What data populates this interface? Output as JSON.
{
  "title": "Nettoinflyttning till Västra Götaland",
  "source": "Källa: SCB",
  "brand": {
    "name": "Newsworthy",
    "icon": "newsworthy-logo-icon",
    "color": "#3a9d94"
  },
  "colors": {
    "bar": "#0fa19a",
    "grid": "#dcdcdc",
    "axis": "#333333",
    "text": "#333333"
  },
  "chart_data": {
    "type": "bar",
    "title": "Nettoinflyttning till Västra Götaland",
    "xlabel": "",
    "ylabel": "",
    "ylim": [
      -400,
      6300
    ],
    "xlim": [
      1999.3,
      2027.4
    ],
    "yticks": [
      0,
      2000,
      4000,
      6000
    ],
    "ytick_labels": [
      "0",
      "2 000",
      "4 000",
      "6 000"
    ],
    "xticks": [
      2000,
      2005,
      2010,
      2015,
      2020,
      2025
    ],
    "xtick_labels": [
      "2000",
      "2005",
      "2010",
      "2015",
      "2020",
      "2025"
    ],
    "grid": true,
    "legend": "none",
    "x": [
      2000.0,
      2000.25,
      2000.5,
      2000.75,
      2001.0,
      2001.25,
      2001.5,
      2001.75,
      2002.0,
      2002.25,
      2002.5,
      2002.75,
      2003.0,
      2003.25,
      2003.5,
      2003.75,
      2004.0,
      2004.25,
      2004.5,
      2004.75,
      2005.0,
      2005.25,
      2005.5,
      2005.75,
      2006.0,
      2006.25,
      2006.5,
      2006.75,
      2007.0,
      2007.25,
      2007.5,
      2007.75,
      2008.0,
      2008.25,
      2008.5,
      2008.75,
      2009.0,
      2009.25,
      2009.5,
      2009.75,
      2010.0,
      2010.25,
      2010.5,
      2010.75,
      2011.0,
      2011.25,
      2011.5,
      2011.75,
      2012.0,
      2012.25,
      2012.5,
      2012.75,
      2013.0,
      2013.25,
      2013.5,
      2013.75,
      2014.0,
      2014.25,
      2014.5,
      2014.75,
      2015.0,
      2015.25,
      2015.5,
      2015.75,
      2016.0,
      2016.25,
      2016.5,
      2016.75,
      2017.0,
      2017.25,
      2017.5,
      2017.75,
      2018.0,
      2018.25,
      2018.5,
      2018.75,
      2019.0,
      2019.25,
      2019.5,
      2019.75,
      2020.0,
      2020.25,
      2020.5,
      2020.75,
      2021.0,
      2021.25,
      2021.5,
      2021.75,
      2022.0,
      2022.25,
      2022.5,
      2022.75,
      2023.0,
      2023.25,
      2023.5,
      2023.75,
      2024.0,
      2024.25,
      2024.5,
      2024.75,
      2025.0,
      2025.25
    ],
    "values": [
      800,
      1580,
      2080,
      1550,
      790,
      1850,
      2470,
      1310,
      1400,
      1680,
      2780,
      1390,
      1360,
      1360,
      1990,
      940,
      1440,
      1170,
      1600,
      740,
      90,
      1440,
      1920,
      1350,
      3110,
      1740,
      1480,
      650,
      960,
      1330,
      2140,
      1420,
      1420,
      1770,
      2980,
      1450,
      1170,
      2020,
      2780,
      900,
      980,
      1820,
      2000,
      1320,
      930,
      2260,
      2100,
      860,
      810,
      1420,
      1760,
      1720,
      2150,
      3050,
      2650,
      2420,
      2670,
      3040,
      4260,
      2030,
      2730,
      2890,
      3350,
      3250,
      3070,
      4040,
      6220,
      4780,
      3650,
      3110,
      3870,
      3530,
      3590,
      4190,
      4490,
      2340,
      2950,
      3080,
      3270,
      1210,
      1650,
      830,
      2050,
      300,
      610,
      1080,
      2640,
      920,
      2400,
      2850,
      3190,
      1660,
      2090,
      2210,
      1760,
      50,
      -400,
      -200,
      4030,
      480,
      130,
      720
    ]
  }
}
━━━━━━
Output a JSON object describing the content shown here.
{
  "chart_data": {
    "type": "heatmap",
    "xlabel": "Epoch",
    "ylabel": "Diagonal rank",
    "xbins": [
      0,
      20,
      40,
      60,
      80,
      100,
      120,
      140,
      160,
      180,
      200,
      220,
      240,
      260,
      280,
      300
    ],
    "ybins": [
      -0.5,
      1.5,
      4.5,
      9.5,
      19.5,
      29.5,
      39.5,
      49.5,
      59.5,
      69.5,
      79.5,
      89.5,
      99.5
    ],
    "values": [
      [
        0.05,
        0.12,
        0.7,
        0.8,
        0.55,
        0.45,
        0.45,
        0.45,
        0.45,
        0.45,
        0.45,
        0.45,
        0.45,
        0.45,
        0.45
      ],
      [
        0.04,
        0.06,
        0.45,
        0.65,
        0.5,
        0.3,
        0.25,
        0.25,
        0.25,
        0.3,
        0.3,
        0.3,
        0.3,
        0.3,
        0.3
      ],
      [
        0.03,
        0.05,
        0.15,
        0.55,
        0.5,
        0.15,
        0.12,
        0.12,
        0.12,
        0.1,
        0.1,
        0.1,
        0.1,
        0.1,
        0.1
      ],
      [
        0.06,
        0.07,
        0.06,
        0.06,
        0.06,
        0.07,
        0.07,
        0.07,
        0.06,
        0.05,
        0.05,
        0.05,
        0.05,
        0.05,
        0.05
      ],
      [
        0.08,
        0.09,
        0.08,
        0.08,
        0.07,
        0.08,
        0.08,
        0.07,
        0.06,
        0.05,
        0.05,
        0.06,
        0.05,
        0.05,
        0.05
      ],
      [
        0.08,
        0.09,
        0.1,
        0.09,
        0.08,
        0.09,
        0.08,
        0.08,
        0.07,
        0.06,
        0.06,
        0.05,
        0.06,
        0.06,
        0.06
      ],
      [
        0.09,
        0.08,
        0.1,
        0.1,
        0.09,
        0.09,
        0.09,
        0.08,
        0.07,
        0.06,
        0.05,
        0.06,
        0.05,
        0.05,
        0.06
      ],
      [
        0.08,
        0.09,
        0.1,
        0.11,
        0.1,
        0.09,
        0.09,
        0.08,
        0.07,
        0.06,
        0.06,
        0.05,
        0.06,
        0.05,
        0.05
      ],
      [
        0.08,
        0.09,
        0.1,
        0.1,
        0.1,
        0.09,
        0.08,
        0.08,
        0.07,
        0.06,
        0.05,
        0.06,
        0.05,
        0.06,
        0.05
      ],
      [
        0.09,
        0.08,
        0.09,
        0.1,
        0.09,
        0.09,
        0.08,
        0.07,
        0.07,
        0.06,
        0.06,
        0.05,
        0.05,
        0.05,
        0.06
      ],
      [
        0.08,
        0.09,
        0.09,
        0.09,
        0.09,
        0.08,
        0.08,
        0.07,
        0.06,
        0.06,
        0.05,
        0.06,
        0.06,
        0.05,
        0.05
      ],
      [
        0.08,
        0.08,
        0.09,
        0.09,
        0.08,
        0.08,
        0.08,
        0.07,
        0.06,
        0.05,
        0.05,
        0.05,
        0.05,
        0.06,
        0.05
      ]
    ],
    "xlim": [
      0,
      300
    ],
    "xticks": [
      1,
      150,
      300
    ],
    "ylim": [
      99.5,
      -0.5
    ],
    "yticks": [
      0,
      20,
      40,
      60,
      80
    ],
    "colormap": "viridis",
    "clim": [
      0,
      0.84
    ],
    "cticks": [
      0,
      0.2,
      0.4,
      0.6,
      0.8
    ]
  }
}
━━━━━━
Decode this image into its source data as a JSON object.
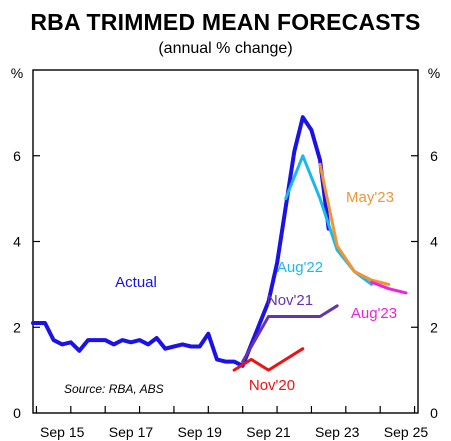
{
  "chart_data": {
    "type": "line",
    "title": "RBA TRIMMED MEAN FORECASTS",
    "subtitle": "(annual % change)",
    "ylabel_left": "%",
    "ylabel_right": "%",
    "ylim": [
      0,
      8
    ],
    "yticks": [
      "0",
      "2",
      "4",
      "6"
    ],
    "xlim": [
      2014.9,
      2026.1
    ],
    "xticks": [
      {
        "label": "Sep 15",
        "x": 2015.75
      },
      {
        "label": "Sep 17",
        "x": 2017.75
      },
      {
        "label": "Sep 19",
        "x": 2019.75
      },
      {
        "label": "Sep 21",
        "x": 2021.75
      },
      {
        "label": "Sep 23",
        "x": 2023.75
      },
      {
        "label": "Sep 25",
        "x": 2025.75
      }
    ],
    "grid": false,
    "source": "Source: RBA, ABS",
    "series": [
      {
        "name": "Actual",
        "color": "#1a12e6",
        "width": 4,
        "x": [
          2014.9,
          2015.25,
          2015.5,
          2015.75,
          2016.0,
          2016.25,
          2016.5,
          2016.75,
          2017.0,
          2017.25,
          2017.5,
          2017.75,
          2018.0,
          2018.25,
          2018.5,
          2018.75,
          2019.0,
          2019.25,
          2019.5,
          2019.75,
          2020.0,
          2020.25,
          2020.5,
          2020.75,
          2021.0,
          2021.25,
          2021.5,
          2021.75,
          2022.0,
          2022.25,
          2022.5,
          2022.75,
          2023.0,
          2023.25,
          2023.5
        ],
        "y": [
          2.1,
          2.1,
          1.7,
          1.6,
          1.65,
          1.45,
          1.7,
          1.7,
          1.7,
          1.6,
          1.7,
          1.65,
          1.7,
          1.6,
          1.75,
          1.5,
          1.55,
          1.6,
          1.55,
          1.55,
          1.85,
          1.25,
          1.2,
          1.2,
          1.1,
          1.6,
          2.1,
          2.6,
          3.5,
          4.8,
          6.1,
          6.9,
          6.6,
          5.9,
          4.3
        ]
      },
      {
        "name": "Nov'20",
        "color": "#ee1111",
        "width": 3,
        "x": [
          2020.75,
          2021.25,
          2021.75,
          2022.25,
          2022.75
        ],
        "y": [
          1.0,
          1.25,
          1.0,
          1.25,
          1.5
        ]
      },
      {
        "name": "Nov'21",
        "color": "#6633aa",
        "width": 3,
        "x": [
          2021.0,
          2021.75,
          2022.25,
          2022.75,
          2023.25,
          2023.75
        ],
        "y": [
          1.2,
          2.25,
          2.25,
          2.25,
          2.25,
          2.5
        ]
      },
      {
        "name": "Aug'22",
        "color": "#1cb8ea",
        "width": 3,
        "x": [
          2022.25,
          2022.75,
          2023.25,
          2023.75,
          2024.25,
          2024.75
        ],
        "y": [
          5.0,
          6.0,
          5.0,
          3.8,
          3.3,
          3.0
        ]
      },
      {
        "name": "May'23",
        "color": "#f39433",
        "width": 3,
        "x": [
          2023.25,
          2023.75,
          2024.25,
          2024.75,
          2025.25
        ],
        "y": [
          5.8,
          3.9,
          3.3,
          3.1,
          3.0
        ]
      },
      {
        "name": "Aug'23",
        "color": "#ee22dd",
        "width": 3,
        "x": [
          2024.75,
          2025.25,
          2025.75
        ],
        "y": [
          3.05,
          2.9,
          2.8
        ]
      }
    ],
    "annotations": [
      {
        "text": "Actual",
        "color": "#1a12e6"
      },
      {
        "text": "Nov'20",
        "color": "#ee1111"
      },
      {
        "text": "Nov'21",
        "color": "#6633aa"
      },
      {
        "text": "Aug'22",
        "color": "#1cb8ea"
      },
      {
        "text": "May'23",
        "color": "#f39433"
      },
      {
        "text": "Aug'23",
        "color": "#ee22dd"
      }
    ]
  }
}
━━━━━━
DIRECTIONS: Extract all lines that hold the word "Output".

WRITTEN RESPONSE:
What data populates this interface? Output as JSON.
Output a JSON object describing the content shown here.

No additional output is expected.